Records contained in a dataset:
****************************************

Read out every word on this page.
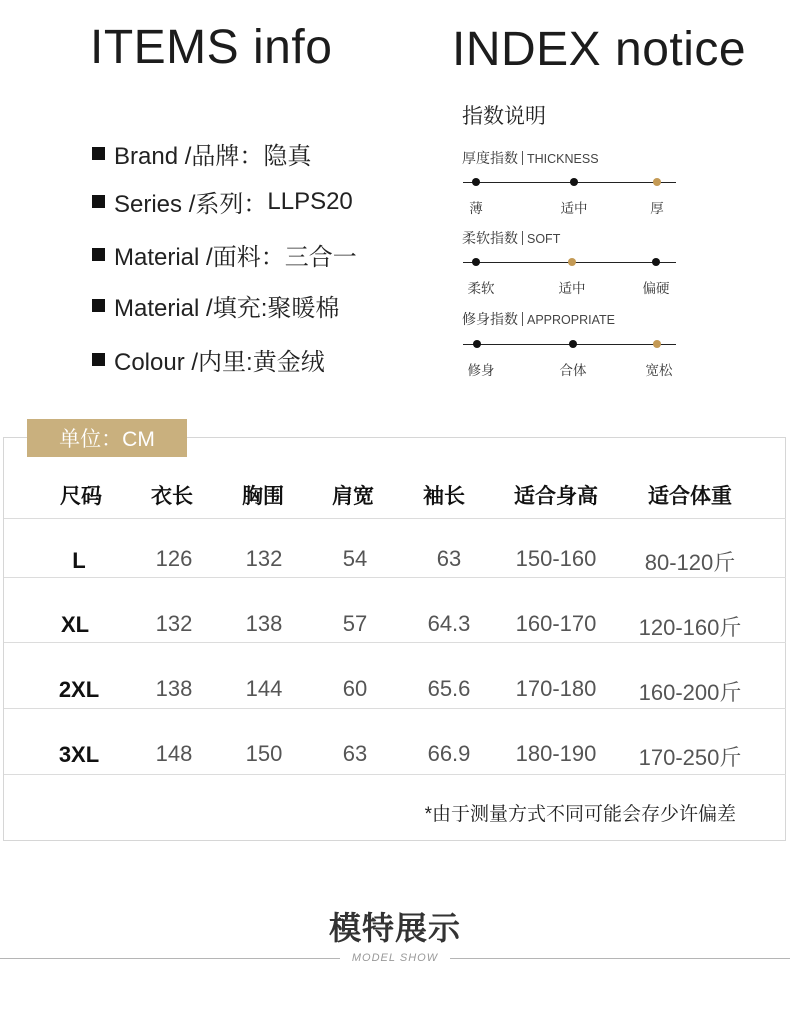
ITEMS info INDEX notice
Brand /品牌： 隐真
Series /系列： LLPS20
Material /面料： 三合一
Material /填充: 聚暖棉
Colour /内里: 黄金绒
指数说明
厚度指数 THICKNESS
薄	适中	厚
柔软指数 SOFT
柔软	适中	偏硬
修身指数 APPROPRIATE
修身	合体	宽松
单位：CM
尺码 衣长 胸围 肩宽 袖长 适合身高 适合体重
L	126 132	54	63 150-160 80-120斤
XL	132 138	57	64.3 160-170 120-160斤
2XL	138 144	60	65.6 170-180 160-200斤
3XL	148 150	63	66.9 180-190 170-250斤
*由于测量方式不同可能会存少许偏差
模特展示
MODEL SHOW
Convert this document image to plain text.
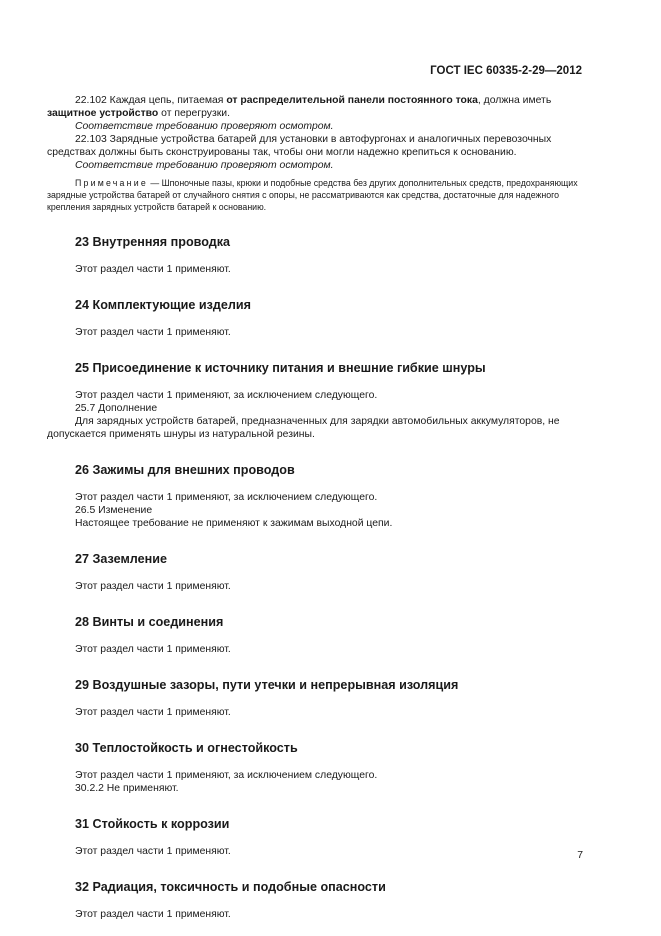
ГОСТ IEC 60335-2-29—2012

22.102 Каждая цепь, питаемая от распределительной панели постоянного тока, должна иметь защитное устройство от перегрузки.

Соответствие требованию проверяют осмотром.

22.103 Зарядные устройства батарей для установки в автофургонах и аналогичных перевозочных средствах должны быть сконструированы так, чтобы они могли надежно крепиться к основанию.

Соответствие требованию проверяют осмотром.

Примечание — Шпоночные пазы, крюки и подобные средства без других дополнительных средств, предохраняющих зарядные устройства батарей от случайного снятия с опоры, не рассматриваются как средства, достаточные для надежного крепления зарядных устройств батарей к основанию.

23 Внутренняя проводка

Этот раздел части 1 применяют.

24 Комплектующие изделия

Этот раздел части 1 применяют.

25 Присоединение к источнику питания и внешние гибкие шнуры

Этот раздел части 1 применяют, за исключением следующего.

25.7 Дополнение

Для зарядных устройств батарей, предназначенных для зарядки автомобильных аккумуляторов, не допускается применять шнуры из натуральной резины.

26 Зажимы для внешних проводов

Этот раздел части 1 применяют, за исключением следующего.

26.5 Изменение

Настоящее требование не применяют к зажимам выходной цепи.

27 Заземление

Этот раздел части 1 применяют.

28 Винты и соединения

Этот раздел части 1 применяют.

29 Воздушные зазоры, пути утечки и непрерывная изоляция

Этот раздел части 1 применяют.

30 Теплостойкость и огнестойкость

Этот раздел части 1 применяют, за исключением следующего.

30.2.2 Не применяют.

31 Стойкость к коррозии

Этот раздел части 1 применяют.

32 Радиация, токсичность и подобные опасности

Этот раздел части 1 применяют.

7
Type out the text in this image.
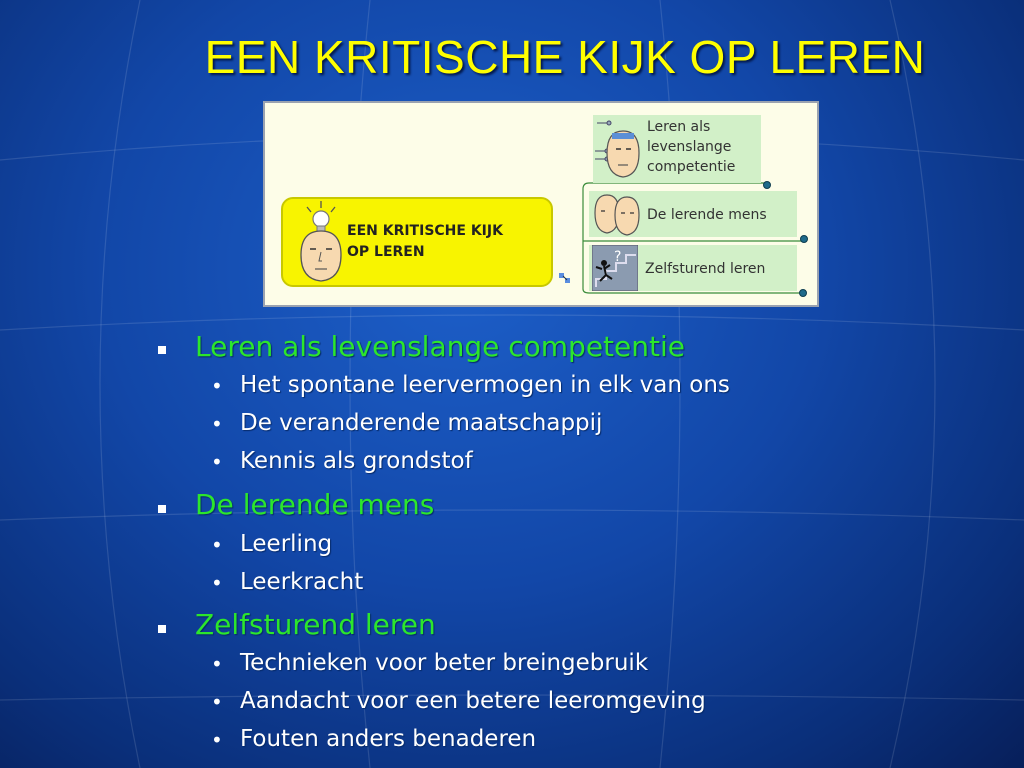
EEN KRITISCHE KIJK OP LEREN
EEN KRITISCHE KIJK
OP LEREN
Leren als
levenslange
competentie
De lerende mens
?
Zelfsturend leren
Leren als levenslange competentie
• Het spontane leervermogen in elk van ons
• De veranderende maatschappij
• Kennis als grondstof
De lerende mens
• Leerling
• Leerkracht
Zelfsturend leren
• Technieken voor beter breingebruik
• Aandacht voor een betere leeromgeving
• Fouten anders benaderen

****************************************

[Objective]: Above are records with pictures; repeat the records exactly and leave the pictures out.

[Result for this task]:
Read out every word on this page.
ITEMS info INDEX notice
Brand /品牌： 隐真
Series /系列： LLPS20
Material /面料： 三合一
Material /填充: 聚暖棉
Colour /内里: 黄金绒
指数说明
厚度指数 THICKNESS
薄	适中	厚
柔软指数 SOFT
柔软	适中	偏硬
修身指数 APPROPRIATE
修身	合体	宽松
单位：CM
尺码 衣长 胸围 肩宽 袖长 适合身高 适合体重
L	126 132	54	63 150-160 80-120斤
XL	132 138	57	64.3 160-170 120-160斤
2XL	138 144	60	65.6 170-180 160-200斤
3XL	148 150	63	66.9 180-190 170-250斤
*由于测量方式不同可能会存少许偏差
模特展示
MODEL SHOW
Convert this document image to plain text.
ГОСТ IEC 60335-2-29—2012

22.102 Каждая цепь, питаемая от распределительной панели постоянного тока, должна иметь защитное устройство от перегрузки.

Соответствие требованию проверяют осмотром.

22.103 Зарядные устройства батарей для установки в автофургонах и аналогичных перевозочных средствах должны быть сконструированы так, чтобы они могли надежно крепиться к основанию.

Соответствие требованию проверяют осмотром.

Примечание — Шпоночные пазы, крюки и подобные средства без других дополнительных средств, предохраняющих зарядные устройства батарей от случайного снятия с опоры, не рассматриваются как средства, достаточные для надежного крепления зарядных устройств батарей к основанию.

23 Внутренняя проводка

Этот раздел части 1 применяют.

24 Комплектующие изделия

Этот раздел части 1 применяют.

25 Присоединение к источнику питания и внешние гибкие шнуры

Этот раздел части 1 применяют, за исключением следующего.

25.7 Дополнение

Для зарядных устройств батарей, предназначенных для зарядки автомобильных аккумуляторов, не допускается применять шнуры из натуральной резины.

26 Зажимы для внешних проводов

Этот раздел части 1 применяют, за исключением следующего.

26.5 Изменение

Настоящее требование не применяют к зажимам выходной цепи.

27 Заземление

Этот раздел части 1 применяют.

28 Винты и соединения

Этот раздел части 1 применяют.

29 Воздушные зазоры, пути утечки и непрерывная изоляция

Этот раздел части 1 применяют.

30 Теплостойкость и огнестойкость

Этот раздел части 1 применяют, за исключением следующего.

30.2.2 Не применяют.

31 Стойкость к коррозии

Этот раздел части 1 применяют.

32 Радиация, токсичность и подобные опасности

Этот раздел части 1 применяют.

7
Type out the text in this image.
EEN KRITISCHE KIJK OP LEREN
EEN KRITISCHE KIJK
OP LEREN
Leren als
levenslange
competentie
De lerende mens
?
Zelfsturend leren
Leren als levenslange competentie
• Het spontane leervermogen in elk van ons
• De veranderende maatschappij
• Kennis als grondstof
De lerende mens
• Leerling
• Leerkracht
Zelfsturend leren
• Technieken voor beter breingebruik
• Aandacht voor een betere leeromgeving
• Fouten anders benaderen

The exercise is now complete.